To do
Write out every line below that includes the word "MacroMicro".
START Items
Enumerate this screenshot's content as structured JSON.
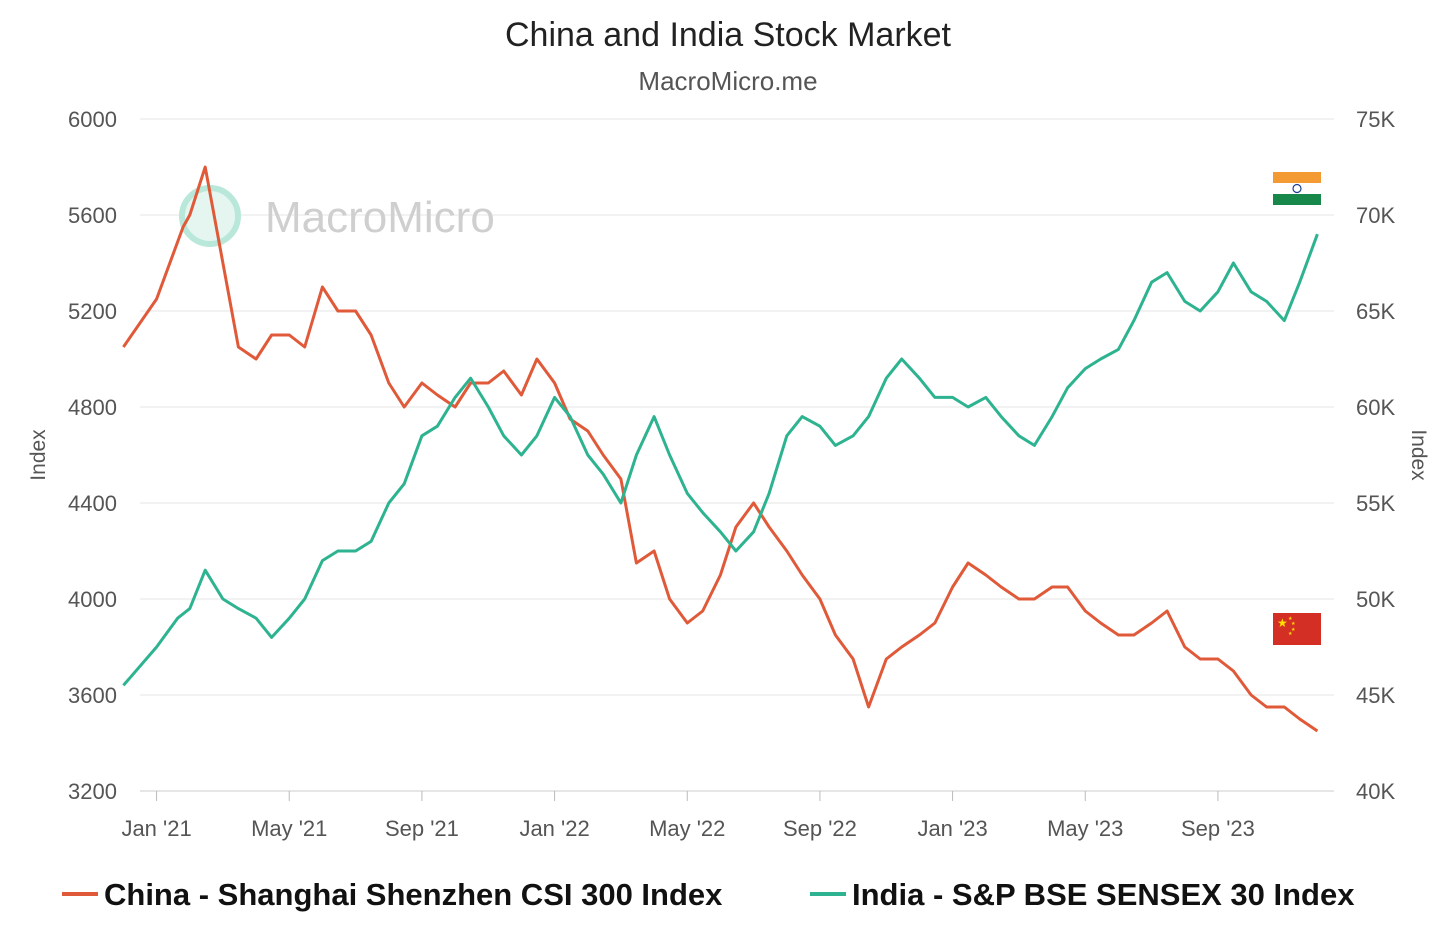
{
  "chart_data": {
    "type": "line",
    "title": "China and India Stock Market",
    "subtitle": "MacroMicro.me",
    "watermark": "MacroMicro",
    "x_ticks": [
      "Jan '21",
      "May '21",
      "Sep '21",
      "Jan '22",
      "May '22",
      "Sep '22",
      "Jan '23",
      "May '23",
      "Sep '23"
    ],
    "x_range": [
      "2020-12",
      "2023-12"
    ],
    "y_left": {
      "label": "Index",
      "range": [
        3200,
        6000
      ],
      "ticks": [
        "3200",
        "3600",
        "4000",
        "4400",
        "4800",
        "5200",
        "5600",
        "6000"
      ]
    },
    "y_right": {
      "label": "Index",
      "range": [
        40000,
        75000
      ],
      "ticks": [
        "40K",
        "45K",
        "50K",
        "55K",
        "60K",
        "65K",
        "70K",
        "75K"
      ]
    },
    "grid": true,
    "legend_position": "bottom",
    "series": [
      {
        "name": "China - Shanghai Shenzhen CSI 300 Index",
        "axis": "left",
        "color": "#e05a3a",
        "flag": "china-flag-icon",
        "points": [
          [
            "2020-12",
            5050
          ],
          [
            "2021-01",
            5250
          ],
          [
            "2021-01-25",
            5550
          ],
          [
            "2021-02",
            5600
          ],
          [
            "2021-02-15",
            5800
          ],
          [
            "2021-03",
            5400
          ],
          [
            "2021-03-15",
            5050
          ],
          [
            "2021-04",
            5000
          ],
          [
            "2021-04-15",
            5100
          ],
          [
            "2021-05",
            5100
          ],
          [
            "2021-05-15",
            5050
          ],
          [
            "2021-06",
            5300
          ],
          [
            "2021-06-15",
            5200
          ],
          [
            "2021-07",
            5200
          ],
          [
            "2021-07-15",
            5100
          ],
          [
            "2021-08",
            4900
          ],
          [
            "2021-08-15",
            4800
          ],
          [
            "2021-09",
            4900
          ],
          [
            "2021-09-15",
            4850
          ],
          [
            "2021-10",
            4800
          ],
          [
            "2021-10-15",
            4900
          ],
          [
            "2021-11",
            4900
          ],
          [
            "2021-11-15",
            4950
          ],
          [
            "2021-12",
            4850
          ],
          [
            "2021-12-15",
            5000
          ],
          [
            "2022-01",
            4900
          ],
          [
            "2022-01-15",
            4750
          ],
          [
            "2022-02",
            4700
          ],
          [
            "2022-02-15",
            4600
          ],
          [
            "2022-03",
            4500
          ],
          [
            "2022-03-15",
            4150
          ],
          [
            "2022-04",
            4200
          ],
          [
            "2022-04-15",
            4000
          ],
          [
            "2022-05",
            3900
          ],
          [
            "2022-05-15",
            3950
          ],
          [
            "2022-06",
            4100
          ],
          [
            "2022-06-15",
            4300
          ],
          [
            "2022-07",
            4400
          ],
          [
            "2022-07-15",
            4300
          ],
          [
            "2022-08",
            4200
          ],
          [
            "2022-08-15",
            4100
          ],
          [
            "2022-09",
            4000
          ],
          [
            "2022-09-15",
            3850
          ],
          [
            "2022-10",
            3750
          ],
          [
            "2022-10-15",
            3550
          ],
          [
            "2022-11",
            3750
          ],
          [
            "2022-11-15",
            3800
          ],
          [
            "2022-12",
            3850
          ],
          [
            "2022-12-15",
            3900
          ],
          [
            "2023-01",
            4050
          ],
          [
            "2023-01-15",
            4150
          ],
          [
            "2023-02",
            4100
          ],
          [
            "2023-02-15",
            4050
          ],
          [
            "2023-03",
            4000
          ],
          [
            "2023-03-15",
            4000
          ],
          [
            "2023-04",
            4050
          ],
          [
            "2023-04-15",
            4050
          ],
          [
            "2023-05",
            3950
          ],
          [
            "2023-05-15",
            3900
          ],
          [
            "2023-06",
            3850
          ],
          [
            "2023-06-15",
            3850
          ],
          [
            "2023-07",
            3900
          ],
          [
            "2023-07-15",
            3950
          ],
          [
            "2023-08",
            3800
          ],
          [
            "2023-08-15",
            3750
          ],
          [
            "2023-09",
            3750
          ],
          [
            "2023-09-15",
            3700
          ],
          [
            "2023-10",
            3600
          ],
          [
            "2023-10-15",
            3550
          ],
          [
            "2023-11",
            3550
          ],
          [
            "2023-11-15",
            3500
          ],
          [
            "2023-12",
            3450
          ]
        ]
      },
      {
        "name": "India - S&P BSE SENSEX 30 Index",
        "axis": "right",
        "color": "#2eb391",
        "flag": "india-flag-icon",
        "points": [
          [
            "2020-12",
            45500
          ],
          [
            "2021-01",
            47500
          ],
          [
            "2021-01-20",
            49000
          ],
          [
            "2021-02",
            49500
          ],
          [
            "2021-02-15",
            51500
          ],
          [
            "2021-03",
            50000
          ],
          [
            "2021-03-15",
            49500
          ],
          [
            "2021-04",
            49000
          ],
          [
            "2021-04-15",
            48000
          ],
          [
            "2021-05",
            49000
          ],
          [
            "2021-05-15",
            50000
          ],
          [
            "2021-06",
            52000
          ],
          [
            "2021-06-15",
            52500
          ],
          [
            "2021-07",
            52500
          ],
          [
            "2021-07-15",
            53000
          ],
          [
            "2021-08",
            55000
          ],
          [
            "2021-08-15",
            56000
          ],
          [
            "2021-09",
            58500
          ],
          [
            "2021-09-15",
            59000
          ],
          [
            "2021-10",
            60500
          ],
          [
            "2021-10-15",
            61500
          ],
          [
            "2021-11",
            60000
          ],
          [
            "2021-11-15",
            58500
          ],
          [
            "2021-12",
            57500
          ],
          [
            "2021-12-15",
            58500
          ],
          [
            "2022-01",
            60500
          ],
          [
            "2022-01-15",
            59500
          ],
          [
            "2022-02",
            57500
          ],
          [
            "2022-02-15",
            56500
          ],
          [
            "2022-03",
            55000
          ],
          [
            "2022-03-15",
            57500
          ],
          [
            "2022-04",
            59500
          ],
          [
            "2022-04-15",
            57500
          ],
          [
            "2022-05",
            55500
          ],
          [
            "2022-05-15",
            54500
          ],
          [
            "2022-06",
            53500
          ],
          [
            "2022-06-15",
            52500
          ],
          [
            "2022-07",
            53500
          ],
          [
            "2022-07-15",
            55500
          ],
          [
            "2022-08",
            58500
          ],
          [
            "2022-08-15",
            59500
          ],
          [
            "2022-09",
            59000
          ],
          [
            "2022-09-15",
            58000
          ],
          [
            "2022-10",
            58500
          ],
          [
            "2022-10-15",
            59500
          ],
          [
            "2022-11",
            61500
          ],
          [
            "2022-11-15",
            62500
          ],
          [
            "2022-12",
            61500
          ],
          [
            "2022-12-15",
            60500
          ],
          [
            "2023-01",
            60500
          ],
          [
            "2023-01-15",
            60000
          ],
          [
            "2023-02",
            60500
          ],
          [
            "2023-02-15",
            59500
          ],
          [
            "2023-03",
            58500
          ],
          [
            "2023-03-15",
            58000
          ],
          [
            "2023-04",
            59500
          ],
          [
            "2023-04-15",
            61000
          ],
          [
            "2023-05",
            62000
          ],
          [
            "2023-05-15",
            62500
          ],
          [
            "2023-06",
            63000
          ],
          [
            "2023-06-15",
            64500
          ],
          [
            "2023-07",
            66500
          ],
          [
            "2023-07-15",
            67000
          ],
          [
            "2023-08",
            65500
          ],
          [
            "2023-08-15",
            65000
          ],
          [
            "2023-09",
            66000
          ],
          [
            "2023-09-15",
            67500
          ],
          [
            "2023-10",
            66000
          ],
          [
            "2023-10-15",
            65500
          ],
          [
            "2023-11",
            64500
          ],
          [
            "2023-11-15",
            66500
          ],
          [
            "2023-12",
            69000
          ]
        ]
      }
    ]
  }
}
END Items
START Items
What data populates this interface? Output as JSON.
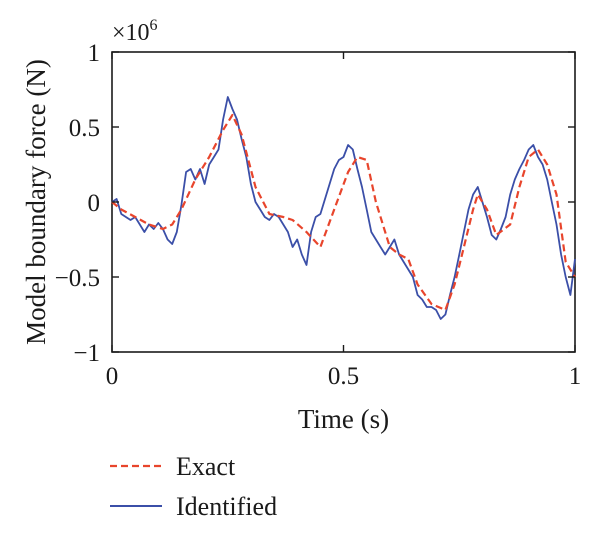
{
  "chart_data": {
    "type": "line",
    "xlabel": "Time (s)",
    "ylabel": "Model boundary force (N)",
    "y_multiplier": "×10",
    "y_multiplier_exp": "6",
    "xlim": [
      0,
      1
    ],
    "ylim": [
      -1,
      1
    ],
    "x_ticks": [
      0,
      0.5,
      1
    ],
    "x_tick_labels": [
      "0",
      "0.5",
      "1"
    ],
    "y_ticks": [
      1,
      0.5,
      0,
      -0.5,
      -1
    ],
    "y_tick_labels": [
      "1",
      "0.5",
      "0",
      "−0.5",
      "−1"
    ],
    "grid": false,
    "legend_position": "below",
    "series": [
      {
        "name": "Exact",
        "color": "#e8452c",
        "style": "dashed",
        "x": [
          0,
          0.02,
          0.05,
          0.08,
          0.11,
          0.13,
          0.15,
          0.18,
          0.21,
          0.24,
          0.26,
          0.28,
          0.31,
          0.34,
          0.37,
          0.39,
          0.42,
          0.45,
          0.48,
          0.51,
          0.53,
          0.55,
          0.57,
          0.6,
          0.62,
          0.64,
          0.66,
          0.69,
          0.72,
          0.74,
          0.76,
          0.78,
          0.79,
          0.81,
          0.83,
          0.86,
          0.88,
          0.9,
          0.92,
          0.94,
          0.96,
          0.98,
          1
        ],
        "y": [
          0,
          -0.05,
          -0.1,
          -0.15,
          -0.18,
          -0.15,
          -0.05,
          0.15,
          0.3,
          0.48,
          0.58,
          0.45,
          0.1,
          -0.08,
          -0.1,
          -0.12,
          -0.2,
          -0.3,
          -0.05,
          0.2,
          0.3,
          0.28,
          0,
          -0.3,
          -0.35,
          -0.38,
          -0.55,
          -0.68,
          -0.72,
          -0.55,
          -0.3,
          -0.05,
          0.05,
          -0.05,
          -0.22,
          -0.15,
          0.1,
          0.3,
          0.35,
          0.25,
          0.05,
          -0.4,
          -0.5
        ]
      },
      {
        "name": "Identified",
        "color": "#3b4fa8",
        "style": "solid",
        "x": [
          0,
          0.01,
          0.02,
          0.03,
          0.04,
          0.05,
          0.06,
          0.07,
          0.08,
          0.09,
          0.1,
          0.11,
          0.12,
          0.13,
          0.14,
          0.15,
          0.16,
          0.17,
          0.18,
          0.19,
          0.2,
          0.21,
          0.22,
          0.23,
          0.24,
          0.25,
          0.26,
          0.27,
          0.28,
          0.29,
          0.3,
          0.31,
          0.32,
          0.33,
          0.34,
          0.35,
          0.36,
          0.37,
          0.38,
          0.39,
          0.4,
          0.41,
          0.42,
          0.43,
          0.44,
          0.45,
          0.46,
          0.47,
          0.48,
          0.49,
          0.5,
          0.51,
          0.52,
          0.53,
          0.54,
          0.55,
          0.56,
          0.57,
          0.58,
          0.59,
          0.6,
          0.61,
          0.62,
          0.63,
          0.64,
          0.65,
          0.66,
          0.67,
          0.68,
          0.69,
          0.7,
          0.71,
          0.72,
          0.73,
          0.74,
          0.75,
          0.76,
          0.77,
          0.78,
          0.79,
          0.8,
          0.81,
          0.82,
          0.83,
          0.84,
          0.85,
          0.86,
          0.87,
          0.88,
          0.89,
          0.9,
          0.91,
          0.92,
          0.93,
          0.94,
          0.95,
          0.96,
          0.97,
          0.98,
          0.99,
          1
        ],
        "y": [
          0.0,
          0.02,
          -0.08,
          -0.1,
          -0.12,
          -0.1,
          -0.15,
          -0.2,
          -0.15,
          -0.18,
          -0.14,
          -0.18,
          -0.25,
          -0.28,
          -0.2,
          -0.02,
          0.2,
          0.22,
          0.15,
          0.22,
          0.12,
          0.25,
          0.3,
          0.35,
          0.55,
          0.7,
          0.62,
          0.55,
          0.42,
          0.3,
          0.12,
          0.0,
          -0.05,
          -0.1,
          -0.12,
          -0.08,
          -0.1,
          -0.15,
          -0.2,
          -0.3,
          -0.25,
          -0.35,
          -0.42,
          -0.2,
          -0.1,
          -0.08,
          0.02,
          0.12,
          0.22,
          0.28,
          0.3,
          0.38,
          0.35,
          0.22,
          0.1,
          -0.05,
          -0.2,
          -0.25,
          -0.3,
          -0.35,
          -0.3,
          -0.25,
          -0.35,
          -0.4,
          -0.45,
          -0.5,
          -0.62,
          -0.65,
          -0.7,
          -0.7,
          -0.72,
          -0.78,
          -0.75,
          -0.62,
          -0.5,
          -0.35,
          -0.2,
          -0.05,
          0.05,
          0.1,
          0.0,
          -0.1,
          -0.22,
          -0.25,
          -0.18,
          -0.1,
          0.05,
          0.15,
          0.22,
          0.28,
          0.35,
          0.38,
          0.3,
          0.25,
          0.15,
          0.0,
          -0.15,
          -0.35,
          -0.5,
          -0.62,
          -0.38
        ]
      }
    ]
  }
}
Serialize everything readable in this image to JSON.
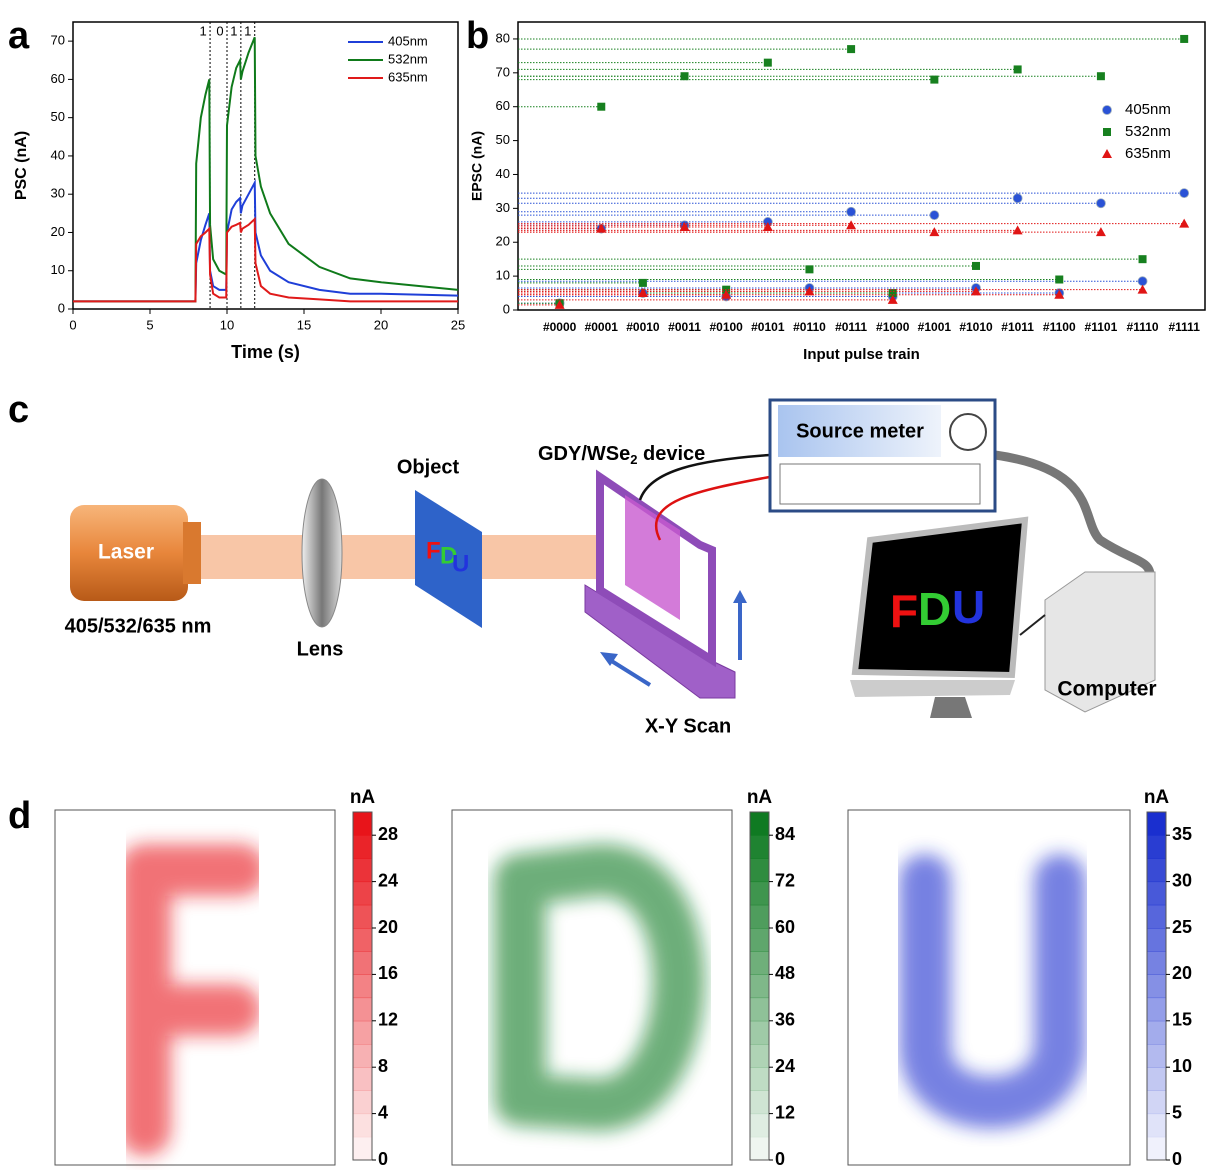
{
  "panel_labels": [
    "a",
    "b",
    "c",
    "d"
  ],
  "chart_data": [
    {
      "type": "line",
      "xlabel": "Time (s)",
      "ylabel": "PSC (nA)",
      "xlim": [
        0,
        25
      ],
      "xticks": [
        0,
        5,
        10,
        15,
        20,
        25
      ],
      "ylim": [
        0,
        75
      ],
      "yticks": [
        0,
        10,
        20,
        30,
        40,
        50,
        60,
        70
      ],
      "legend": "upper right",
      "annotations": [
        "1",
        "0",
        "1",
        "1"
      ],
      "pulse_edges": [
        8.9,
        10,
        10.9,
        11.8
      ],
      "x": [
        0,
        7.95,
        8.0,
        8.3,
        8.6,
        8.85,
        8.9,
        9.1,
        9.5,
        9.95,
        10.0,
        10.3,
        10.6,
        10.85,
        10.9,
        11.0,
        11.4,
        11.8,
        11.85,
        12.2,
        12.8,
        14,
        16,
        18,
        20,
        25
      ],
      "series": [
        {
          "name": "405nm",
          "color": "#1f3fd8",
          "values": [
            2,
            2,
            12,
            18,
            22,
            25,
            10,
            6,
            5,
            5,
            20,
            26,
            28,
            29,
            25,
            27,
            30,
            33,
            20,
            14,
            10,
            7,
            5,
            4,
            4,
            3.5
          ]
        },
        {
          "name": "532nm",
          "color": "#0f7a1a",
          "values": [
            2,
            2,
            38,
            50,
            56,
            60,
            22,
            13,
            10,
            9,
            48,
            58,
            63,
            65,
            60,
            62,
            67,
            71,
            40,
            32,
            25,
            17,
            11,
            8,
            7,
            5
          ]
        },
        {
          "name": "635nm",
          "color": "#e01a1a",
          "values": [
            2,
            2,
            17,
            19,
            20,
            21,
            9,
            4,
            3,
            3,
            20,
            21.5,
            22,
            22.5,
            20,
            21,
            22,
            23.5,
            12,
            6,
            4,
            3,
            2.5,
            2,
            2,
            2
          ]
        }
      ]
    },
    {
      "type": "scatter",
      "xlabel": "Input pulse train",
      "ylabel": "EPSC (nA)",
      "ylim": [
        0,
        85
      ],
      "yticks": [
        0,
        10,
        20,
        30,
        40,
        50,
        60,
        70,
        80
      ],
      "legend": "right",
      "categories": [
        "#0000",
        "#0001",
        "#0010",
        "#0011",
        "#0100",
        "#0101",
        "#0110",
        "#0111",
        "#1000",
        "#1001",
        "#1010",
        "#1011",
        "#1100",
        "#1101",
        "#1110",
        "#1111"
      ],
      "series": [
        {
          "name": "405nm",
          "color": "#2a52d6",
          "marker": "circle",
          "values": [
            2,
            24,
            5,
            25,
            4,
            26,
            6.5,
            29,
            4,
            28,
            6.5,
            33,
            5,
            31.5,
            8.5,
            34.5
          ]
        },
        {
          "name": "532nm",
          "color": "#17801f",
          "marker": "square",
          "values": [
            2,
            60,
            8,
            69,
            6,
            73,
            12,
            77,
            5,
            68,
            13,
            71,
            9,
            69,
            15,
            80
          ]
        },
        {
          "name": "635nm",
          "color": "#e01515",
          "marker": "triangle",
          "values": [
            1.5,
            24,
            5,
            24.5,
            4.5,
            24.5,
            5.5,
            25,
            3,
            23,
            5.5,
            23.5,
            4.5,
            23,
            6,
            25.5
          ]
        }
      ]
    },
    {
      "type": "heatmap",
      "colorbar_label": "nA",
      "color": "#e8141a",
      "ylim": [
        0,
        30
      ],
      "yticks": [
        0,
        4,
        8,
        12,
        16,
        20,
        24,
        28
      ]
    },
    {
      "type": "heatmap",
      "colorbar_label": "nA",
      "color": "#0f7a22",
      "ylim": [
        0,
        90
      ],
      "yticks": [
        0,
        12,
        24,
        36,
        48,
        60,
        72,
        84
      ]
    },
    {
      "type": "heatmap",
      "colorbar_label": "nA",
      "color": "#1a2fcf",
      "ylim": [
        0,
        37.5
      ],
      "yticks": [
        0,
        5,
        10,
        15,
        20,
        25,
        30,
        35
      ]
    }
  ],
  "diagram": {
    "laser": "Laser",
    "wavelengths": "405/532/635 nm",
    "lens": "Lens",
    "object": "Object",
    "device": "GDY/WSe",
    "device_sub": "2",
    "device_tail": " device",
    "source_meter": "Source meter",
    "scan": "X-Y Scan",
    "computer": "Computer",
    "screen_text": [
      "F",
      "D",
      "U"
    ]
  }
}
END Items
Correct result
    "subtitle": "MacroMicro.me",
    "watermark": "MacroMicro",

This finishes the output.